◆ **Exercise brief**: Copy out every line that contains the word "JSON".

○ ○ ○ ○

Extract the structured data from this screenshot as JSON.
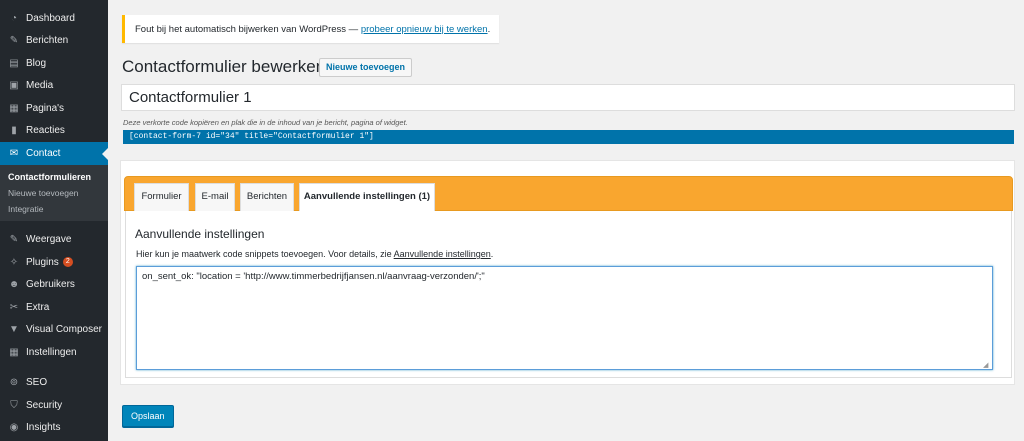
{
  "sidebar": {
    "items": [
      {
        "label": "Dashboard",
        "icon": "dashboard-icon",
        "glyph": "◔"
      },
      {
        "label": "Berichten",
        "icon": "pin-icon",
        "glyph": "✎"
      },
      {
        "label": "Blog",
        "icon": "blog-icon",
        "glyph": "▤"
      },
      {
        "label": "Media",
        "icon": "media-icon",
        "glyph": "▣"
      },
      {
        "label": "Pagina's",
        "icon": "pages-icon",
        "glyph": "▦"
      },
      {
        "label": "Reacties",
        "icon": "comments-icon",
        "glyph": "▮"
      },
      {
        "label": "Contact",
        "icon": "mail-icon",
        "glyph": "✉"
      }
    ],
    "submenu": [
      "Contactformulieren",
      "Nieuwe toevoegen",
      "Integratie"
    ],
    "items2": [
      {
        "label": "Weergave",
        "icon": "appearance-icon",
        "glyph": "✎"
      },
      {
        "label": "Plugins",
        "icon": "plugins-icon",
        "glyph": "✧",
        "badge": "2"
      },
      {
        "label": "Gebruikers",
        "icon": "users-icon",
        "glyph": "☻"
      },
      {
        "label": "Extra",
        "icon": "tools-icon",
        "glyph": "✂"
      },
      {
        "label": "Visual Composer",
        "icon": "visual-composer-icon",
        "glyph": "▼"
      },
      {
        "label": "Instellingen",
        "icon": "settings-icon",
        "glyph": "▦"
      }
    ],
    "items3": [
      {
        "label": "SEO",
        "icon": "seo-icon",
        "glyph": "⊚"
      },
      {
        "label": "Security",
        "icon": "shield-icon",
        "glyph": "⛉"
      },
      {
        "label": "Insights",
        "icon": "insights-icon",
        "glyph": "◉"
      }
    ]
  },
  "notice": {
    "text": "Fout bij het automatisch bijwerken van WordPress — ",
    "link": "probeer opnieuw bij te werken",
    "suffix": "."
  },
  "page": {
    "title": "Contactformulier bewerken",
    "add_new": "Nieuwe toevoegen",
    "form_title": "Contactformulier 1",
    "shortcode_desc": "Deze verkorte code kopiëren en plak die in de inhoud van je bericht, pagina of widget.",
    "shortcode": "[contact-form-7 id=\"34\" title=\"Contactformulier 1\"]"
  },
  "tabs": [
    "Formulier",
    "E-mail",
    "Berichten",
    "Aanvullende instellingen (1)"
  ],
  "section": {
    "title": "Aanvullende instellingen",
    "desc": "Hier kun je maatwerk code snippets toevoegen. Voor details, zie ",
    "desc_link": "Aanvullende instellingen",
    "desc_suffix": ".",
    "code": "on_sent_ok: \"location = 'http://www.timmerbedrijfjansen.nl/aanvraag-verzonden/';\""
  },
  "save_label": "Opslaan"
}
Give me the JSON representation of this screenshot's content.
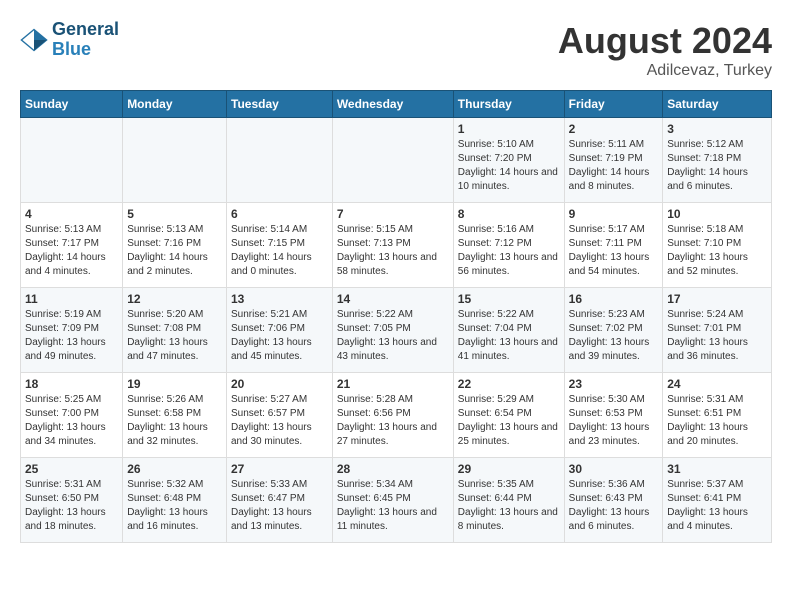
{
  "header": {
    "logo_line1": "General",
    "logo_line2": "Blue",
    "month_year": "August 2024",
    "location": "Adilcevaz, Turkey"
  },
  "weekdays": [
    "Sunday",
    "Monday",
    "Tuesday",
    "Wednesday",
    "Thursday",
    "Friday",
    "Saturday"
  ],
  "weeks": [
    [
      {
        "day": "",
        "info": ""
      },
      {
        "day": "",
        "info": ""
      },
      {
        "day": "",
        "info": ""
      },
      {
        "day": "",
        "info": ""
      },
      {
        "day": "1",
        "info": "Sunrise: 5:10 AM\nSunset: 7:20 PM\nDaylight: 14 hours\nand 10 minutes."
      },
      {
        "day": "2",
        "info": "Sunrise: 5:11 AM\nSunset: 7:19 PM\nDaylight: 14 hours\nand 8 minutes."
      },
      {
        "day": "3",
        "info": "Sunrise: 5:12 AM\nSunset: 7:18 PM\nDaylight: 14 hours\nand 6 minutes."
      }
    ],
    [
      {
        "day": "4",
        "info": "Sunrise: 5:13 AM\nSunset: 7:17 PM\nDaylight: 14 hours\nand 4 minutes."
      },
      {
        "day": "5",
        "info": "Sunrise: 5:13 AM\nSunset: 7:16 PM\nDaylight: 14 hours\nand 2 minutes."
      },
      {
        "day": "6",
        "info": "Sunrise: 5:14 AM\nSunset: 7:15 PM\nDaylight: 14 hours\nand 0 minutes."
      },
      {
        "day": "7",
        "info": "Sunrise: 5:15 AM\nSunset: 7:13 PM\nDaylight: 13 hours\nand 58 minutes."
      },
      {
        "day": "8",
        "info": "Sunrise: 5:16 AM\nSunset: 7:12 PM\nDaylight: 13 hours\nand 56 minutes."
      },
      {
        "day": "9",
        "info": "Sunrise: 5:17 AM\nSunset: 7:11 PM\nDaylight: 13 hours\nand 54 minutes."
      },
      {
        "day": "10",
        "info": "Sunrise: 5:18 AM\nSunset: 7:10 PM\nDaylight: 13 hours\nand 52 minutes."
      }
    ],
    [
      {
        "day": "11",
        "info": "Sunrise: 5:19 AM\nSunset: 7:09 PM\nDaylight: 13 hours\nand 49 minutes."
      },
      {
        "day": "12",
        "info": "Sunrise: 5:20 AM\nSunset: 7:08 PM\nDaylight: 13 hours\nand 47 minutes."
      },
      {
        "day": "13",
        "info": "Sunrise: 5:21 AM\nSunset: 7:06 PM\nDaylight: 13 hours\nand 45 minutes."
      },
      {
        "day": "14",
        "info": "Sunrise: 5:22 AM\nSunset: 7:05 PM\nDaylight: 13 hours\nand 43 minutes."
      },
      {
        "day": "15",
        "info": "Sunrise: 5:22 AM\nSunset: 7:04 PM\nDaylight: 13 hours\nand 41 minutes."
      },
      {
        "day": "16",
        "info": "Sunrise: 5:23 AM\nSunset: 7:02 PM\nDaylight: 13 hours\nand 39 minutes."
      },
      {
        "day": "17",
        "info": "Sunrise: 5:24 AM\nSunset: 7:01 PM\nDaylight: 13 hours\nand 36 minutes."
      }
    ],
    [
      {
        "day": "18",
        "info": "Sunrise: 5:25 AM\nSunset: 7:00 PM\nDaylight: 13 hours\nand 34 minutes."
      },
      {
        "day": "19",
        "info": "Sunrise: 5:26 AM\nSunset: 6:58 PM\nDaylight: 13 hours\nand 32 minutes."
      },
      {
        "day": "20",
        "info": "Sunrise: 5:27 AM\nSunset: 6:57 PM\nDaylight: 13 hours\nand 30 minutes."
      },
      {
        "day": "21",
        "info": "Sunrise: 5:28 AM\nSunset: 6:56 PM\nDaylight: 13 hours\nand 27 minutes."
      },
      {
        "day": "22",
        "info": "Sunrise: 5:29 AM\nSunset: 6:54 PM\nDaylight: 13 hours\nand 25 minutes."
      },
      {
        "day": "23",
        "info": "Sunrise: 5:30 AM\nSunset: 6:53 PM\nDaylight: 13 hours\nand 23 minutes."
      },
      {
        "day": "24",
        "info": "Sunrise: 5:31 AM\nSunset: 6:51 PM\nDaylight: 13 hours\nand 20 minutes."
      }
    ],
    [
      {
        "day": "25",
        "info": "Sunrise: 5:31 AM\nSunset: 6:50 PM\nDaylight: 13 hours\nand 18 minutes."
      },
      {
        "day": "26",
        "info": "Sunrise: 5:32 AM\nSunset: 6:48 PM\nDaylight: 13 hours\nand 16 minutes."
      },
      {
        "day": "27",
        "info": "Sunrise: 5:33 AM\nSunset: 6:47 PM\nDaylight: 13 hours\nand 13 minutes."
      },
      {
        "day": "28",
        "info": "Sunrise: 5:34 AM\nSunset: 6:45 PM\nDaylight: 13 hours\nand 11 minutes."
      },
      {
        "day": "29",
        "info": "Sunrise: 5:35 AM\nSunset: 6:44 PM\nDaylight: 13 hours\nand 8 minutes."
      },
      {
        "day": "30",
        "info": "Sunrise: 5:36 AM\nSunset: 6:43 PM\nDaylight: 13 hours\nand 6 minutes."
      },
      {
        "day": "31",
        "info": "Sunrise: 5:37 AM\nSunset: 6:41 PM\nDaylight: 13 hours\nand 4 minutes."
      }
    ]
  ]
}
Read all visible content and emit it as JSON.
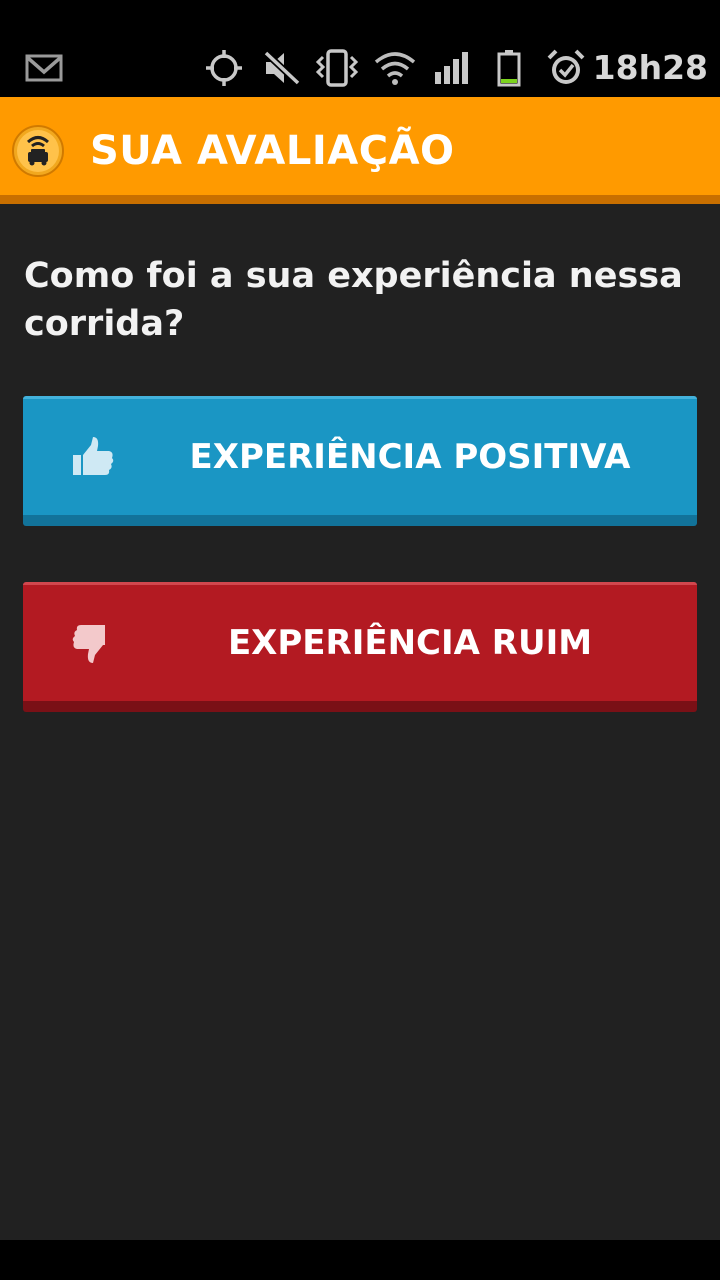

○ ○ ○ ○

◆ **Full response**:
Extract the structured data from this screenshot as JSON.
Give me the JSON representation of this screenshot's content.
Read all visible content and emit it as JSON.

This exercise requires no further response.